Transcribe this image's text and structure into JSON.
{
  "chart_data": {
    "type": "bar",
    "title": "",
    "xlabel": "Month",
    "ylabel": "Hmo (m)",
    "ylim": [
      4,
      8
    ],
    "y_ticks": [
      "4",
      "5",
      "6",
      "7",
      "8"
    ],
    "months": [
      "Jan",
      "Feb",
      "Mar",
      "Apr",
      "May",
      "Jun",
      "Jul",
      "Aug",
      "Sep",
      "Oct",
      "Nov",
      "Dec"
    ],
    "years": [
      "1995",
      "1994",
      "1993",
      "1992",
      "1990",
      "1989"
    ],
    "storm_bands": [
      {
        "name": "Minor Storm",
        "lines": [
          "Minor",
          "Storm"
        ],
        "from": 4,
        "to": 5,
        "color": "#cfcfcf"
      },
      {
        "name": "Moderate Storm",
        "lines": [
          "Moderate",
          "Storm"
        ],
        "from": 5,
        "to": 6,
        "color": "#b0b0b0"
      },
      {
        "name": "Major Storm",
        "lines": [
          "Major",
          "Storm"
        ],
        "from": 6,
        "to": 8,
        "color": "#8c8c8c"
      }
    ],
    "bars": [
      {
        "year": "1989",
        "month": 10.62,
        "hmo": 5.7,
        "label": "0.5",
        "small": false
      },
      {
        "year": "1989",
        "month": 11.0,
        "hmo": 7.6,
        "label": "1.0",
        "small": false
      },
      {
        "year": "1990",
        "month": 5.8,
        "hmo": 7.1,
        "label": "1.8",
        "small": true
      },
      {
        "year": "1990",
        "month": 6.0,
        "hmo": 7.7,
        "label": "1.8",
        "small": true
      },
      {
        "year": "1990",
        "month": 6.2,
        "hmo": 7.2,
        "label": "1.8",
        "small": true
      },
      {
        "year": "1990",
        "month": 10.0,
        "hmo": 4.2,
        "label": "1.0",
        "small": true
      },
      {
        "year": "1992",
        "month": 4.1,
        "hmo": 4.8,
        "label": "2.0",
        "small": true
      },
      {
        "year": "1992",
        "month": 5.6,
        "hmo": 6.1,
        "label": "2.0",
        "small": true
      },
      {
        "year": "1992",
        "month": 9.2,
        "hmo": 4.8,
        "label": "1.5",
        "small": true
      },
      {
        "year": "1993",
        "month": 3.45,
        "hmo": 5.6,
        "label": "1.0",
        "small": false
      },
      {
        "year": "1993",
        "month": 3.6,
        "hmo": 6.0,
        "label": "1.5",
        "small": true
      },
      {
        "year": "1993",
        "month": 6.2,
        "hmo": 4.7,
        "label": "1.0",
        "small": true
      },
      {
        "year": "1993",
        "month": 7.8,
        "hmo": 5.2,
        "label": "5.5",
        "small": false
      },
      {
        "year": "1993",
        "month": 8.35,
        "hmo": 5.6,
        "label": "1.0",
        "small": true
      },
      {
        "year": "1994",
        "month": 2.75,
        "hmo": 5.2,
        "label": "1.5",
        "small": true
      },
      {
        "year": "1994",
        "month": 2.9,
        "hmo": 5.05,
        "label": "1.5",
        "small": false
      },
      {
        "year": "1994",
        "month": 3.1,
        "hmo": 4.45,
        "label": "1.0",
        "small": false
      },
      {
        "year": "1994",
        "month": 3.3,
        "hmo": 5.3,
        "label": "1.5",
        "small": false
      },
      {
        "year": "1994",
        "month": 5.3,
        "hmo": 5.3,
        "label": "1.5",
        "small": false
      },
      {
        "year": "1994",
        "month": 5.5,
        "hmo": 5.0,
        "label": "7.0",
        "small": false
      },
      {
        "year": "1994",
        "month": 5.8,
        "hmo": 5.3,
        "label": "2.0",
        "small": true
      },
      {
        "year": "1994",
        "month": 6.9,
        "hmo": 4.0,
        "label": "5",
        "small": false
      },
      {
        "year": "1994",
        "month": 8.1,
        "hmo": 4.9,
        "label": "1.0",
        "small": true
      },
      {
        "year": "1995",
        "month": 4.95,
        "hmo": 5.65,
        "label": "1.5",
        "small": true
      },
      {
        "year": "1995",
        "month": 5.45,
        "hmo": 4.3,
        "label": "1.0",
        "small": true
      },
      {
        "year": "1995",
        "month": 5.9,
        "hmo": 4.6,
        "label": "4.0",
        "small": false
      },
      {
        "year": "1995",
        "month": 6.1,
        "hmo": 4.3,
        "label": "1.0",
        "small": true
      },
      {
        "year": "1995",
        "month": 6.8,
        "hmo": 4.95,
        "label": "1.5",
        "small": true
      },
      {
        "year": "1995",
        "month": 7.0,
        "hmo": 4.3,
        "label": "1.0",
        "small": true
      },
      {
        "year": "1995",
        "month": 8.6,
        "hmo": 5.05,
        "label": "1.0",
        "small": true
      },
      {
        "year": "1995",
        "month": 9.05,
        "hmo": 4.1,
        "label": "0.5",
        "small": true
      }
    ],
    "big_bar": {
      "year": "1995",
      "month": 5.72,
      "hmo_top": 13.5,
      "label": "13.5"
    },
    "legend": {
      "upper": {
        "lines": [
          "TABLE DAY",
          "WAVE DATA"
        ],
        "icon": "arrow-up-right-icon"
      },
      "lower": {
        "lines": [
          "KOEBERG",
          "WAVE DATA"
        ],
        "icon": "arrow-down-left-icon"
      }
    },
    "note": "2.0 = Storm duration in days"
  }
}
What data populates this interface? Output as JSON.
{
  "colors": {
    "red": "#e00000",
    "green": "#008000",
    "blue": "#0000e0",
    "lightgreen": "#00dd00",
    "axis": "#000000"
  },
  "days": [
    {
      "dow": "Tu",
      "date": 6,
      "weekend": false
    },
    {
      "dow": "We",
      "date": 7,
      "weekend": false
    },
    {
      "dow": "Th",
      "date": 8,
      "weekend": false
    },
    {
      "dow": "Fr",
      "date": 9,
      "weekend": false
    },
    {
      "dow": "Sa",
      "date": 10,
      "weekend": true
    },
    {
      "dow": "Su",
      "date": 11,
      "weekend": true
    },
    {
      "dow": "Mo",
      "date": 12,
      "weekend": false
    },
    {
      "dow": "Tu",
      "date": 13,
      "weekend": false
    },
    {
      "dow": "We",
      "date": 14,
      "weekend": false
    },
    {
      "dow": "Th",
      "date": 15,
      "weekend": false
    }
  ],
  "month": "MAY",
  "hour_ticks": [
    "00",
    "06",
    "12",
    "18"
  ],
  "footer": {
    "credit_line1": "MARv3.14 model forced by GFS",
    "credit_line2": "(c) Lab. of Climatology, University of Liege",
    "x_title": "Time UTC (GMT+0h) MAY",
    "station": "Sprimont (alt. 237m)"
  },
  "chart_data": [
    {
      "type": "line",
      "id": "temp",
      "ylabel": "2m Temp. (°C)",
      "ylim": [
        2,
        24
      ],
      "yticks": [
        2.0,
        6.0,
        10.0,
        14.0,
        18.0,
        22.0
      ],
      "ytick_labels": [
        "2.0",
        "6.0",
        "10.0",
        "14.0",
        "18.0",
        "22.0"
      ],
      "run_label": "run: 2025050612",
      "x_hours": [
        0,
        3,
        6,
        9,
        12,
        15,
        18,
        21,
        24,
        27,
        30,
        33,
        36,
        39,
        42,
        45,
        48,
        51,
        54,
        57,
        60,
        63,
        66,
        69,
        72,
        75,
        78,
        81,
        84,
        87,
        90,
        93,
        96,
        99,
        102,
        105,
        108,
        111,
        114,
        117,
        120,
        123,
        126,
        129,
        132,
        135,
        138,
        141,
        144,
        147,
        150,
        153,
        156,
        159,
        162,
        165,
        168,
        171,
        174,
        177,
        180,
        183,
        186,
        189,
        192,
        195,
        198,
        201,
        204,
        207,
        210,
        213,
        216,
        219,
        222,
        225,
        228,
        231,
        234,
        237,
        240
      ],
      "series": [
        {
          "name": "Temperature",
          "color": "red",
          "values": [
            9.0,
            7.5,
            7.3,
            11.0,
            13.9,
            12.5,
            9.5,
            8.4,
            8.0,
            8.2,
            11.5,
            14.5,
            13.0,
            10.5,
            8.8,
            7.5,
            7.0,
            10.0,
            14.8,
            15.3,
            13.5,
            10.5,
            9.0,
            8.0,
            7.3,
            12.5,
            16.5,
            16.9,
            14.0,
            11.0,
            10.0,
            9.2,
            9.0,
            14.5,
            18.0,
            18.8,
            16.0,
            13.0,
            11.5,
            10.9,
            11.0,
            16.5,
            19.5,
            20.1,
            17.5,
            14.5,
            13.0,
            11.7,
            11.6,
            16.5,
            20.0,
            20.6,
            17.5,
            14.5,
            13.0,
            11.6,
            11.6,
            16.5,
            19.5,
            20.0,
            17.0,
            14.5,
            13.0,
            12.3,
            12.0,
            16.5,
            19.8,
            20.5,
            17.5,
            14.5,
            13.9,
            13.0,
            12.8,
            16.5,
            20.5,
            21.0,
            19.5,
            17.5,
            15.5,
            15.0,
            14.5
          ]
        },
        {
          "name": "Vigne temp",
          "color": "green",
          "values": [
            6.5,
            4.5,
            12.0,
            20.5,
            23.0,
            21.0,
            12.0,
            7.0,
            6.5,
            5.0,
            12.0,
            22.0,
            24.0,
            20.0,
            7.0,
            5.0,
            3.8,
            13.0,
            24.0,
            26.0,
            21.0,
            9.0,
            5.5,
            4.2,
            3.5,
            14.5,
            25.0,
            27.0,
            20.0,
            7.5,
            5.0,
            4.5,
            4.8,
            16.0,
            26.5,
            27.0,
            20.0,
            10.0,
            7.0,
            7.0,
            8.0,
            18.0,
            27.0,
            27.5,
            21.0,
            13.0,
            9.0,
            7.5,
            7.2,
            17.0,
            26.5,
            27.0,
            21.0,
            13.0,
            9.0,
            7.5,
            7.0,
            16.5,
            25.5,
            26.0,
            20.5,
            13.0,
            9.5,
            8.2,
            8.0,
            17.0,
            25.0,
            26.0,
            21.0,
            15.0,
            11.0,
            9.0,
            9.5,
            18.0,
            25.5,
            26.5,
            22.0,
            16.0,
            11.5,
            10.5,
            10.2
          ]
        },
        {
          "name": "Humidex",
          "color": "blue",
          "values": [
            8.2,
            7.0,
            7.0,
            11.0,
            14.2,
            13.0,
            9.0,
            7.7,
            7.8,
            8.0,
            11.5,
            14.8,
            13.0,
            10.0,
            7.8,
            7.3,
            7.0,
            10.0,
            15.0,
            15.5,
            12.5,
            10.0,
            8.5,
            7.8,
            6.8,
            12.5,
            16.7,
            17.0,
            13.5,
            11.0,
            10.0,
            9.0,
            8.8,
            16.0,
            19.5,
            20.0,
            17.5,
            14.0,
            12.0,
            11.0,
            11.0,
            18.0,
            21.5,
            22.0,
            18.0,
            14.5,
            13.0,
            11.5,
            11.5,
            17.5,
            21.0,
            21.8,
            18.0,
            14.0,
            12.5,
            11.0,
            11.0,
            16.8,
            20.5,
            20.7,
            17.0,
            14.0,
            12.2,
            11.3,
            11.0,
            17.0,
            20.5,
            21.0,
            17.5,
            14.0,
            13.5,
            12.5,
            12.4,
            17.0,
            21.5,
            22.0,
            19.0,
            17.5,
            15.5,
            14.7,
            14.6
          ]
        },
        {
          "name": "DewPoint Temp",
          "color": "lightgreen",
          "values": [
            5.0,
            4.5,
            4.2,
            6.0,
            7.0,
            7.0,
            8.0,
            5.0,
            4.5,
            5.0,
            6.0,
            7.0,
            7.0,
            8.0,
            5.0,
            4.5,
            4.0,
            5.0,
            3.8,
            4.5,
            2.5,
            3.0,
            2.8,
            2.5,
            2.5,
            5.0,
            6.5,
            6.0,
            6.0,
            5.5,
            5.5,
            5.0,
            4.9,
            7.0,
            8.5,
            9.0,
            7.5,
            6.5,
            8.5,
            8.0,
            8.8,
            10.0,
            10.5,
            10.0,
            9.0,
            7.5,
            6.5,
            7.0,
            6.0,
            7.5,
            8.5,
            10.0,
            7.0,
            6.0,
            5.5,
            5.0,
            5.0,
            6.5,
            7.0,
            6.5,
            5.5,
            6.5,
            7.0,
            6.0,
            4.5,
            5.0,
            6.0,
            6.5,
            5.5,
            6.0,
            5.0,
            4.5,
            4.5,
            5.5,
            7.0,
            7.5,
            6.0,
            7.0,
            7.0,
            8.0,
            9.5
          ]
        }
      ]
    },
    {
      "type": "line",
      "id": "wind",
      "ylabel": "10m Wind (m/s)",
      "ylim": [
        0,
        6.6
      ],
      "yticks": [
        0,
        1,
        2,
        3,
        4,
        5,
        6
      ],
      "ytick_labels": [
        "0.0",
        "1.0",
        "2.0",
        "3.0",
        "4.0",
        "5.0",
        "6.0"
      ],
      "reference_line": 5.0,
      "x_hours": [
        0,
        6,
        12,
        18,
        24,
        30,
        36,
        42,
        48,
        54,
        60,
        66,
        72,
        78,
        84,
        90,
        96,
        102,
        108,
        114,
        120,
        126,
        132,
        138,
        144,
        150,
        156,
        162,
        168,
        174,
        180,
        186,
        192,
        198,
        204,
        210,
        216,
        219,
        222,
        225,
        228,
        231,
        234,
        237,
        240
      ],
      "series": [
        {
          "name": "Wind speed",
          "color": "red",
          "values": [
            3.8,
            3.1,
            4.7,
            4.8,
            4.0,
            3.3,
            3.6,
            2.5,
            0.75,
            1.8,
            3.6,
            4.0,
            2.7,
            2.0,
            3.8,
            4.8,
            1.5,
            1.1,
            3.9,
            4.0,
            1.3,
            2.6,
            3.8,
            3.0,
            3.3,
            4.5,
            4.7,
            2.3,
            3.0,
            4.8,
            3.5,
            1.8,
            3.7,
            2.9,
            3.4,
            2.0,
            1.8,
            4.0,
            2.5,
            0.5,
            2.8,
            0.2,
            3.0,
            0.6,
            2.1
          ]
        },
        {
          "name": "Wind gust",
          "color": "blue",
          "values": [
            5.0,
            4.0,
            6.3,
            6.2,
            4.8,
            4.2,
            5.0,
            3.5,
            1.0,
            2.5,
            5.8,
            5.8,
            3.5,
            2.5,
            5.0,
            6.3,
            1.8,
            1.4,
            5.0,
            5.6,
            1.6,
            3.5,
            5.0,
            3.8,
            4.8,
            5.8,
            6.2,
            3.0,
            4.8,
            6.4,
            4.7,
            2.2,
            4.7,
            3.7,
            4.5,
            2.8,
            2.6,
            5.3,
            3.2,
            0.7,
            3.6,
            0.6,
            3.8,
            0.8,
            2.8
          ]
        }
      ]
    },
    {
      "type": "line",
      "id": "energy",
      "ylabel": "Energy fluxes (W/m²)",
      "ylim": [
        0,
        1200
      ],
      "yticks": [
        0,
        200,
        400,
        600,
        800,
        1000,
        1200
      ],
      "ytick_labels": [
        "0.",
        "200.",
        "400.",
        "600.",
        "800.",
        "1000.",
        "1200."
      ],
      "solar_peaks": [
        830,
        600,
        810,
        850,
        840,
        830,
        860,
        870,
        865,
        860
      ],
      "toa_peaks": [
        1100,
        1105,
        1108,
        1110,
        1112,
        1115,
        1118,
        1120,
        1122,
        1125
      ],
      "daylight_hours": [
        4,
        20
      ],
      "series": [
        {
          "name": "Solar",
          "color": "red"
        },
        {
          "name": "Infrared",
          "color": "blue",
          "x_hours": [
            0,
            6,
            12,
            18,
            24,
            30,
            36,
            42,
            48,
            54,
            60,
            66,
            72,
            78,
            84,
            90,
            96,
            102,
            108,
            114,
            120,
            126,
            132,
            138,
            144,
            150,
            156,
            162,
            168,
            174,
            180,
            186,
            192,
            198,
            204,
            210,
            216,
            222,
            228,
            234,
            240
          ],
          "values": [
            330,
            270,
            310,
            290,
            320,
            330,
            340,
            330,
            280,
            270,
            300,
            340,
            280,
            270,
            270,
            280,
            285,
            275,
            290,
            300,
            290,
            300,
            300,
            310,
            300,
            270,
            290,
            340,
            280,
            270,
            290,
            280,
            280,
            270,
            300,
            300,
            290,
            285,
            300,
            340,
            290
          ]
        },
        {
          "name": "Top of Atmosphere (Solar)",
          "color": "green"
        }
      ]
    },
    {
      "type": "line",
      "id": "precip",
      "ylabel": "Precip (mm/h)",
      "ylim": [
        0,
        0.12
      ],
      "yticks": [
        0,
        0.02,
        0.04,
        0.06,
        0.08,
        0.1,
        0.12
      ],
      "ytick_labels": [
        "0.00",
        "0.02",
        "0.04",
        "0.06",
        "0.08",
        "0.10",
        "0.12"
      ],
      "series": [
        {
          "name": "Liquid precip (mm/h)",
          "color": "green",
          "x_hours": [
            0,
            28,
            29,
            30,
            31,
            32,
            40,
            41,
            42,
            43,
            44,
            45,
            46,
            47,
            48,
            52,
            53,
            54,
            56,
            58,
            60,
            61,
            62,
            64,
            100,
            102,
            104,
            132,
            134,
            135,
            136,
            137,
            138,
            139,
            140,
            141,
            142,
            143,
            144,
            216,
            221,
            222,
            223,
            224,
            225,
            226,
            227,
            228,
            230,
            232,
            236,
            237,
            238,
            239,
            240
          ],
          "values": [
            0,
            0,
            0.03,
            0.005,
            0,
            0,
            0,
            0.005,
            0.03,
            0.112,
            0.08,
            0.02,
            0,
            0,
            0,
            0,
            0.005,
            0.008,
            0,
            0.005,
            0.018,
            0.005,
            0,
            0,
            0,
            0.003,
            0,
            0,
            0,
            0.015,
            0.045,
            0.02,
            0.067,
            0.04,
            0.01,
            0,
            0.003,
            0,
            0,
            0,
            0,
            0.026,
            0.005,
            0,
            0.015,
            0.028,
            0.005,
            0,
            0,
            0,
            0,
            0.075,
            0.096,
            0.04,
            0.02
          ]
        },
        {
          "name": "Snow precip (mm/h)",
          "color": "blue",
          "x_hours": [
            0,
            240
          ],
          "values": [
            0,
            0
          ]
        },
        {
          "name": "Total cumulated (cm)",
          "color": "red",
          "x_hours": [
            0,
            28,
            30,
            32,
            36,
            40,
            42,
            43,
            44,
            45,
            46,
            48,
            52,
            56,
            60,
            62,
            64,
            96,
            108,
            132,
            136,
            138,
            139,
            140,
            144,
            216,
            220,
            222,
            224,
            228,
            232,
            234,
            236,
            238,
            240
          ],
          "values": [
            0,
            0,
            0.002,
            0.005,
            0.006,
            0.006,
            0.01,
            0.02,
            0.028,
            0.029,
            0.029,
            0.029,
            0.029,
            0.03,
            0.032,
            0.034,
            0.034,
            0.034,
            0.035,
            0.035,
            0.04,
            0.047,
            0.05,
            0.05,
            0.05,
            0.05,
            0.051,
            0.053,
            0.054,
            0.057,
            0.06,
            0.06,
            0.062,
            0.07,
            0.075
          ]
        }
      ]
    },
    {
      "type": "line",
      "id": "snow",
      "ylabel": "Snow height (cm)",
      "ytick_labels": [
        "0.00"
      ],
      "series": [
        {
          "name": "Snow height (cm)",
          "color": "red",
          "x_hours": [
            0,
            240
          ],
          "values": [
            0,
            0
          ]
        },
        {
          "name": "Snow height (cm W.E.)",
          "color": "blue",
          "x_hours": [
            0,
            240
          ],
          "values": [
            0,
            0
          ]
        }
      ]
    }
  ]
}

......

• [WHAT NEEDS TO BE DONE] From the entries above, copy out every line where the string "arrow" appears.

• [EXERCISE OUTPUT]
        "icon": "arrow-up-right-icon"
        "icon": "arrow-down-left-icon"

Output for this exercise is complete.